(Figure record listings)

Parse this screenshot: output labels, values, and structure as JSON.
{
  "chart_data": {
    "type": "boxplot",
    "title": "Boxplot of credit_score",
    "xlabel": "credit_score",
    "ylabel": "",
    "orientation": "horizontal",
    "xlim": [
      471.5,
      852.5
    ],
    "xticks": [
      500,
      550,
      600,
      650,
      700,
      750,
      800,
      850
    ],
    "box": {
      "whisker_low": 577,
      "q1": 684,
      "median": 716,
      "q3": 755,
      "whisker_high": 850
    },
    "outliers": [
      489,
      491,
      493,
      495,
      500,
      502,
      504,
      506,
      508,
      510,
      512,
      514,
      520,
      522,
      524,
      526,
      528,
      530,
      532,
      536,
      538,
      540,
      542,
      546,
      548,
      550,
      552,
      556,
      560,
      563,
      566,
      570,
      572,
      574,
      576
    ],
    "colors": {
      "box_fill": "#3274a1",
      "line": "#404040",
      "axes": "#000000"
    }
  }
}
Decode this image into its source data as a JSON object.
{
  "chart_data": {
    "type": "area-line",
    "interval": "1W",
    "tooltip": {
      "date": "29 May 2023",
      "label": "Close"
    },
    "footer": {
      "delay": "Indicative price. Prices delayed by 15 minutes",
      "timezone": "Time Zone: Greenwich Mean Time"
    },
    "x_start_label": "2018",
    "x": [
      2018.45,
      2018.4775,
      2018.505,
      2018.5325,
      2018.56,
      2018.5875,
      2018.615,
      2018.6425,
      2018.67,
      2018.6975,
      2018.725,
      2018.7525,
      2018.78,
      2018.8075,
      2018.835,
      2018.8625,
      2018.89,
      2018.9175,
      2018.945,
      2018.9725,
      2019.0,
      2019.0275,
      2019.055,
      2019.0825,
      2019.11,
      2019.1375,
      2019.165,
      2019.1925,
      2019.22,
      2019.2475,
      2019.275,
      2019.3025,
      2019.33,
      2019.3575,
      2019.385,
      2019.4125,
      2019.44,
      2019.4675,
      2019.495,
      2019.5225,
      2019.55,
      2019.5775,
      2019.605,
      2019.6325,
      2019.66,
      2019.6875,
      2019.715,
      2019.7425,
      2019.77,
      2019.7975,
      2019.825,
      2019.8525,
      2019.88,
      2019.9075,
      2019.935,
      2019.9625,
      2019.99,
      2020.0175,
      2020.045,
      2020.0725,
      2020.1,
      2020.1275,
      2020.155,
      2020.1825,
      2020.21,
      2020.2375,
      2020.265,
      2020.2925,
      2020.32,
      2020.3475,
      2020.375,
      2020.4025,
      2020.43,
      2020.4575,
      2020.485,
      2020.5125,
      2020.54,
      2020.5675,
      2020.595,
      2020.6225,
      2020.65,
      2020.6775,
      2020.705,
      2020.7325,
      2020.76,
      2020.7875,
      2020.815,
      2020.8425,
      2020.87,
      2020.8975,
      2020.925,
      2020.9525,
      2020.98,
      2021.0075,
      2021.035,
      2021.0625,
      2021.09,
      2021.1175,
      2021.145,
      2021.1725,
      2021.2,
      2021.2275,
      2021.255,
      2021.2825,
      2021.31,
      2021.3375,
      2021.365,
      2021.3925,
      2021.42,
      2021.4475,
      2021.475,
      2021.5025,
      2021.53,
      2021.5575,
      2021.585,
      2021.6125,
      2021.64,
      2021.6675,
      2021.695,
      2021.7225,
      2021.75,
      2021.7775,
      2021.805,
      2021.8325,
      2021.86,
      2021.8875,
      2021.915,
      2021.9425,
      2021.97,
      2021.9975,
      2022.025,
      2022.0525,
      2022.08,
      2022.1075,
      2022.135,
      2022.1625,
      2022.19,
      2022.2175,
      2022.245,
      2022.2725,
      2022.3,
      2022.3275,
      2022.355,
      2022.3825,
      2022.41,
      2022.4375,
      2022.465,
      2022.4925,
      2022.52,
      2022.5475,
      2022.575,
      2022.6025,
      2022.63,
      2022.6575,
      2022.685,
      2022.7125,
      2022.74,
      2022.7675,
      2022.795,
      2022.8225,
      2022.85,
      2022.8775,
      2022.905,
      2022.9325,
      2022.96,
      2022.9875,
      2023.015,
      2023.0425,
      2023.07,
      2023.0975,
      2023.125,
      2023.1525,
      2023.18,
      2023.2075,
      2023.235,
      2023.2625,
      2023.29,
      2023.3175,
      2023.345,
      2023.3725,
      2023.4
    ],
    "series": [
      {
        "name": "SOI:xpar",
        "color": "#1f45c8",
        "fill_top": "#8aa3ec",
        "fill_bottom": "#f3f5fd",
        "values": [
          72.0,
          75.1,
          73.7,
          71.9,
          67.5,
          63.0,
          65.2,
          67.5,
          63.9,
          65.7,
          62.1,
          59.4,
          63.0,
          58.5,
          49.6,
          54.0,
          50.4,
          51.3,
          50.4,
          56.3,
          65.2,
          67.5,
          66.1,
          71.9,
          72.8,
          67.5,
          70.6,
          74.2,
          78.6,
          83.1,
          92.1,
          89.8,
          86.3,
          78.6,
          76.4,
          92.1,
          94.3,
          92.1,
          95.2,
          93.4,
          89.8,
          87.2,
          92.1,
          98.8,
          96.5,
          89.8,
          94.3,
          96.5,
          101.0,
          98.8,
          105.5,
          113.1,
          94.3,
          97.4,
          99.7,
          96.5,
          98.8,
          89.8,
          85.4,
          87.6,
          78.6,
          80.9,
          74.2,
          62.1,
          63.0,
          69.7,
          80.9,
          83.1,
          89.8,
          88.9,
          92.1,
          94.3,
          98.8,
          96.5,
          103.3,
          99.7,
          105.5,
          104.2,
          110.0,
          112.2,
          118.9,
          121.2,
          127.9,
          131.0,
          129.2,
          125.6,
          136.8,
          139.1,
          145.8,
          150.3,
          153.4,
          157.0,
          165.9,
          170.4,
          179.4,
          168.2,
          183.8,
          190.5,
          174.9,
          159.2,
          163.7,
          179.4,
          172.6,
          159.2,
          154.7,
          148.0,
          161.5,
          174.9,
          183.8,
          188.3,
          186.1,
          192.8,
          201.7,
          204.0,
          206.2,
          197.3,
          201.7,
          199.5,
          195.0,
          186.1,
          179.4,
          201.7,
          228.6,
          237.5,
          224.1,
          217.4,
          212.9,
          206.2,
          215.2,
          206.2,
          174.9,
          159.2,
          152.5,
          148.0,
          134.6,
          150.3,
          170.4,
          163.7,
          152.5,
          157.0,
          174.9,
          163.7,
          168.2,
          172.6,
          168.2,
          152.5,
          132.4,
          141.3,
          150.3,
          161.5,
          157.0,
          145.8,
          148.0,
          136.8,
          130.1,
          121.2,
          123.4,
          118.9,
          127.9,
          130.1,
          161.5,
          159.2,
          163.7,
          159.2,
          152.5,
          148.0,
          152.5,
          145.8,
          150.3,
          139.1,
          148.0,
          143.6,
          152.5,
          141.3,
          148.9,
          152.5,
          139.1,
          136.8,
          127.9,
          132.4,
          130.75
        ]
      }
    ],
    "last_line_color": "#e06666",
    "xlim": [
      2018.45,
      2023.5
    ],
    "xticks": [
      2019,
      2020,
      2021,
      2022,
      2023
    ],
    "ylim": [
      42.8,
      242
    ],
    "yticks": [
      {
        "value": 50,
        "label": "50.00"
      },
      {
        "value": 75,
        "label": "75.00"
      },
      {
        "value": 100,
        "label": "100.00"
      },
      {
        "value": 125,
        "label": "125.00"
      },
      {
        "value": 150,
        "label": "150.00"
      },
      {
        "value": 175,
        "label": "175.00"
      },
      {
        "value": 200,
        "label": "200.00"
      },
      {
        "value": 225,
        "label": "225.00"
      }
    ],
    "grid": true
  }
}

● **REQUIREMENT**:
Print every record exactly as it was given.

● **FINISHED EXERCISE**:
Parse this screenshot: output labels, values, and structure as JSON.
{
  "chart_data": {
    "type": "boxplot",
    "title": "Boxplot of credit_score",
    "xlabel": "credit_score",
    "ylabel": "",
    "orientation": "horizontal",
    "xlim": [
      471.5,
      852.5
    ],
    "xticks": [
      500,
      550,
      600,
      650,
      700,
      750,
      800,
      850
    ],
    "box": {
      "whisker_low": 577,
      "q1": 684,
      "median": 716,
      "q3": 755,
      "whisker_high": 850
    },
    "outliers": [
      489,
      491,
      493,
      495,
      500,
      502,
      504,
      506,
      508,
      510,
      512,
      514,
      520,
      522,
      524,
      526,
      528,
      530,
      532,
      536,
      538,
      540,
      542,
      546,
      548,
      550,
      552,
      556,
      560,
      563,
      566,
      570,
      572,
      574,
      576
    ],
    "colors": {
      "box_fill": "#3274a1",
      "line": "#404040",
      "axes": "#000000"
    }
  }
}
Decode this image into its source data as a JSON object.
{
  "chart_data": {
    "type": "area-line",
    "interval": "1W",
    "tooltip": {
      "date": "29 May 2023",
      "label": "Close"
    },
    "footer": {
      "delay": "Indicative price. Prices delayed by 15 minutes",
      "timezone": "Time Zone: Greenwich Mean Time"
    },
    "x_start_label": "2018",
    "x": [
      2018.45,
      2018.4775,
      2018.505,
      2018.5325,
      2018.56,
      2018.5875,
      2018.615,
      2018.6425,
      2018.67,
      2018.6975,
      2018.725,
      2018.7525,
      2018.78,
      2018.8075,
      2018.835,
      2018.8625,
      2018.89,
      2018.9175,
      2018.945,
      2018.9725,
      2019.0,
      2019.0275,
      2019.055,
      2019.0825,
      2019.11,
      2019.1375,
      2019.165,
      2019.1925,
      2019.22,
      2019.2475,
      2019.275,
      2019.3025,
      2019.33,
      2019.3575,
      2019.385,
      2019.4125,
      2019.44,
      2019.4675,
      2019.495,
      2019.5225,
      2019.55,
      2019.5775,
      2019.605,
      2019.6325,
      2019.66,
      2019.6875,
      2019.715,
      2019.7425,
      2019.77,
      2019.7975,
      2019.825,
      2019.8525,
      2019.88,
      2019.9075,
      2019.935,
      2019.9625,
      2019.99,
      2020.0175,
      2020.045,
      2020.0725,
      2020.1,
      2020.1275,
      2020.155,
      2020.1825,
      2020.21,
      2020.2375,
      2020.265,
      2020.2925,
      2020.32,
      2020.3475,
      2020.375,
      2020.4025,
      2020.43,
      2020.4575,
      2020.485,
      2020.5125,
      2020.54,
      2020.5675,
      2020.595,
      2020.6225,
      2020.65,
      2020.6775,
      2020.705,
      2020.7325,
      2020.76,
      2020.7875,
      2020.815,
      2020.8425,
      2020.87,
      2020.8975,
      2020.925,
      2020.9525,
      2020.98,
      2021.0075,
      2021.035,
      2021.0625,
      2021.09,
      2021.1175,
      2021.145,
      2021.1725,
      2021.2,
      2021.2275,
      2021.255,
      2021.2825,
      2021.31,
      2021.3375,
      2021.365,
      2021.3925,
      2021.42,
      2021.4475,
      2021.475,
      2021.5025,
      2021.53,
      2021.5575,
      2021.585,
      2021.6125,
      2021.64,
      2021.6675,
      2021.695,
      2021.7225,
      2021.75,
      2021.7775,
      2021.805,
      2021.8325,
      2021.86,
      2021.8875,
      2021.915,
      2021.9425,
      2021.97,
      2021.9975,
      2022.025,
      2022.0525,
      2022.08,
      2022.1075,
      2022.135,
      2022.1625,
      2022.19,
      2022.2175,
      2022.245,
      2022.2725,
      2022.3,
      2022.3275,
      2022.355,
      2022.3825,
      2022.41,
      2022.4375,
      2022.465,
      2022.4925,
      2022.52,
      2022.5475,
      2022.575,
      2022.6025,
      2022.63,
      2022.6575,
      2022.685,
      2022.7125,
      2022.74,
      2022.7675,
      2022.795,
      2022.8225,
      2022.85,
      2022.8775,
      2022.905,
      2022.9325,
      2022.96,
      2022.9875,
      2023.015,
      2023.0425,
      2023.07,
      2023.0975,
      2023.125,
      2023.1525,
      2023.18,
      2023.2075,
      2023.235,
      2023.2625,
      2023.29,
      2023.3175,
      2023.345,
      2023.3725,
      2023.4
    ],
    "series": [
      {
        "name": "SOI:xpar",
        "color": "#1f45c8",
        "fill_top": "#8aa3ec",
        "fill_bottom": "#f3f5fd",
        "values": [
          72.0,
          75.1,
          73.7,
          71.9,
          67.5,
          63.0,
          65.2,
          67.5,
          63.9,
          65.7,
          62.1,
          59.4,
          63.0,
          58.5,
          49.6,
          54.0,
          50.4,
          51.3,
          50.4,
          56.3,
          65.2,
          67.5,
          66.1,
          71.9,
          72.8,
          67.5,
          70.6,
          74.2,
          78.6,
          83.1,
          92.1,
          89.8,
          86.3,
          78.6,
          76.4,
          92.1,
          94.3,
          92.1,
          95.2,
          93.4,
          89.8,
          87.2,
          92.1,
          98.8,
          96.5,
          89.8,
          94.3,
          96.5,
          101.0,
          98.8,
          105.5,
          113.1,
          94.3,
          97.4,
          99.7,
          96.5,
          98.8,
          89.8,
          85.4,
          87.6,
          78.6,
          80.9,
          74.2,
          62.1,
          63.0,
          69.7,
          80.9,
          83.1,
          89.8,
          88.9,
          92.1,
          94.3,
          98.8,
          96.5,
          103.3,
          99.7,
          105.5,
          104.2,
          110.0,
          112.2,
          118.9,
          121.2,
          127.9,
          131.0,
          129.2,
          125.6,
          136.8,
          139.1,
          145.8,
          150.3,
          153.4,
          157.0,
          165.9,
          170.4,
          179.4,
          168.2,
          183.8,
          190.5,
          174.9,
          159.2,
          163.7,
          179.4,
          172.6,
          159.2,
          154.7,
          148.0,
          161.5,
          174.9,
          183.8,
          188.3,
          186.1,
          192.8,
          201.7,
          204.0,
          206.2,
          197.3,
          201.7,
          199.5,
          195.0,
          186.1,
          179.4,
          201.7,
          228.6,
          237.5,
          224.1,
          217.4,
          212.9,
          206.2,
          215.2,
          206.2,
          174.9,
          159.2,
          152.5,
          148.0,
          134.6,
          150.3,
          170.4,
          163.7,
          152.5,
          157.0,
          174.9,
          163.7,
          168.2,
          172.6,
          168.2,
          152.5,
          132.4,
          141.3,
          150.3,
          161.5,
          157.0,
          145.8,
          148.0,
          136.8,
          130.1,
          121.2,
          123.4,
          118.9,
          127.9,
          130.1,
          161.5,
          159.2,
          163.7,
          159.2,
          152.5,
          148.0,
          152.5,
          145.8,
          150.3,
          139.1,
          148.0,
          143.6,
          152.5,
          141.3,
          148.9,
          152.5,
          139.1,
          136.8,
          127.9,
          132.4,
          130.75
        ]
      }
    ],
    "last_line_color": "#e06666",
    "xlim": [
      2018.45,
      2023.5
    ],
    "xticks": [
      2019,
      2020,
      2021,
      2022,
      2023
    ],
    "ylim": [
      42.8,
      242
    ],
    "yticks": [
      {
        "value": 50,
        "label": "50.00"
      },
      {
        "value": 75,
        "label": "75.00"
      },
      {
        "value": 100,
        "label": "100.00"
      },
      {
        "value": 125,
        "label": "125.00"
      },
      {
        "value": 150,
        "label": "150.00"
      },
      {
        "value": 175,
        "label": "175.00"
      },
      {
        "value": 200,
        "label": "200.00"
      },
      {
        "value": 225,
        "label": "225.00"
      }
    ],
    "grid": true
  }
}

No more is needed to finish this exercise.